**Your objective:** Would you write out the entries below, every one of them, exactly?

**Excerpted data:**

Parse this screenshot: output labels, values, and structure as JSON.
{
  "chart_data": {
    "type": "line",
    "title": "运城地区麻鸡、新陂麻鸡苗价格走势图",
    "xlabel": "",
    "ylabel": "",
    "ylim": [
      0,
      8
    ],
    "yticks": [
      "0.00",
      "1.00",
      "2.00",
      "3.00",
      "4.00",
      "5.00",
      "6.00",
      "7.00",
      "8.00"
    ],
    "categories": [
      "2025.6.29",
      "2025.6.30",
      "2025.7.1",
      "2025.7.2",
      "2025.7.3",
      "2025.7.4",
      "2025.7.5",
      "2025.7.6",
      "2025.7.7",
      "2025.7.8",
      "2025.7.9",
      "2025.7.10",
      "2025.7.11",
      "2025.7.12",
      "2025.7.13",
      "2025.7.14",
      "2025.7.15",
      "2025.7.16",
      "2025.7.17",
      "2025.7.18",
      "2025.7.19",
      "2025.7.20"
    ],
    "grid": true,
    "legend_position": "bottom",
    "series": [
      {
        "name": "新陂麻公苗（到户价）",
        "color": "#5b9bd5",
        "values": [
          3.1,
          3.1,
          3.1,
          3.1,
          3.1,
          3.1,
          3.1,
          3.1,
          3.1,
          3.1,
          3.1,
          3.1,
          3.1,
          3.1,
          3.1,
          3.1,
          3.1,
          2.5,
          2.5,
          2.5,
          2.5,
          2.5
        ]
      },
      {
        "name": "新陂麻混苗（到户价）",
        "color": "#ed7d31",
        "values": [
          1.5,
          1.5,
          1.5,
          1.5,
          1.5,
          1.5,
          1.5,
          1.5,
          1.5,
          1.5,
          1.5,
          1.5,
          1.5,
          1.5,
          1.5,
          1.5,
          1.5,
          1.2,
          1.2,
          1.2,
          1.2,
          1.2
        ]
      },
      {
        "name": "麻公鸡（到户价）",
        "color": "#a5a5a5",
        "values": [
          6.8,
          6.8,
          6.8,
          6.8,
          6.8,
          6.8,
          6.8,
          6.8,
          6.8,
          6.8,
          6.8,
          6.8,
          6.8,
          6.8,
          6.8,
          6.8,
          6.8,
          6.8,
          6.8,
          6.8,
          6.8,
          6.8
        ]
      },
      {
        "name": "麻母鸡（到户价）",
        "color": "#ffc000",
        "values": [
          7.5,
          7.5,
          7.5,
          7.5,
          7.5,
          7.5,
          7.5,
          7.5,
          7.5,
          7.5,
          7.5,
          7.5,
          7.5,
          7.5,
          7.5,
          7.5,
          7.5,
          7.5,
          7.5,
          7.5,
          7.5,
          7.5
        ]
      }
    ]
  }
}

**Written answer:**
Parse this screenshot: output labels, values, and structure as JSON.
{
  "chart_data": {
    "type": "line",
    "title": "运城地区麻鸡、新陂麻鸡苗价格走势图",
    "xlabel": "",
    "ylabel": "",
    "ylim": [
      0,
      8
    ],
    "yticks": [
      "0.00",
      "1.00",
      "2.00",
      "3.00",
      "4.00",
      "5.00",
      "6.00",
      "7.00",
      "8.00"
    ],
    "categories": [
      "2025.6.29",
      "2025.6.30",
      "2025.7.1",
      "2025.7.2",
      "2025.7.3",
      "2025.7.4",
      "2025.7.5",
      "2025.7.6",
      "2025.7.7",
      "2025.7.8",
      "2025.7.9",
      "2025.7.10",
      "2025.7.11",
      "2025.7.12",
      "2025.7.13",
      "2025.7.14",
      "2025.7.15",
      "2025.7.16",
      "2025.7.17",
      "2025.7.18",
      "2025.7.19",
      "2025.7.20"
    ],
    "grid": true,
    "legend_position": "bottom",
    "series": [
      {
        "name": "新陂麻公苗（到户价）",
        "color": "#5b9bd5",
        "values": [
          3.1,
          3.1,
          3.1,
          3.1,
          3.1,
          3.1,
          3.1,
          3.1,
          3.1,
          3.1,
          3.1,
          3.1,
          3.1,
          3.1,
          3.1,
          3.1,
          3.1,
          2.5,
          2.5,
          2.5,
          2.5,
          2.5
        ]
      },
      {
        "name": "新陂麻混苗（到户价）",
        "color": "#ed7d31",
        "values": [
          1.5,
          1.5,
          1.5,
          1.5,
          1.5,
          1.5,
          1.5,
          1.5,
          1.5,
          1.5,
          1.5,
          1.5,
          1.5,
          1.5,
          1.5,
          1.5,
          1.5,
          1.2,
          1.2,
          1.2,
          1.2,
          1.2
        ]
      },
      {
        "name": "麻公鸡（到户价）",
        "color": "#a5a5a5",
        "values": [
          6.8,
          6.8,
          6.8,
          6.8,
          6.8,
          6.8,
          6.8,
          6.8,
          6.8,
          6.8,
          6.8,
          6.8,
          6.8,
          6.8,
          6.8,
          6.8,
          6.8,
          6.8,
          6.8,
          6.8,
          6.8,
          6.8
        ]
      },
      {
        "name": "麻母鸡（到户价）",
        "color": "#ffc000",
        "values": [
          7.5,
          7.5,
          7.5,
          7.5,
          7.5,
          7.5,
          7.5,
          7.5,
          7.5,
          7.5,
          7.5,
          7.5,
          7.5,
          7.5,
          7.5,
          7.5,
          7.5,
          7.5,
          7.5,
          7.5,
          7.5,
          7.5
        ]
      }
    ]
  }
}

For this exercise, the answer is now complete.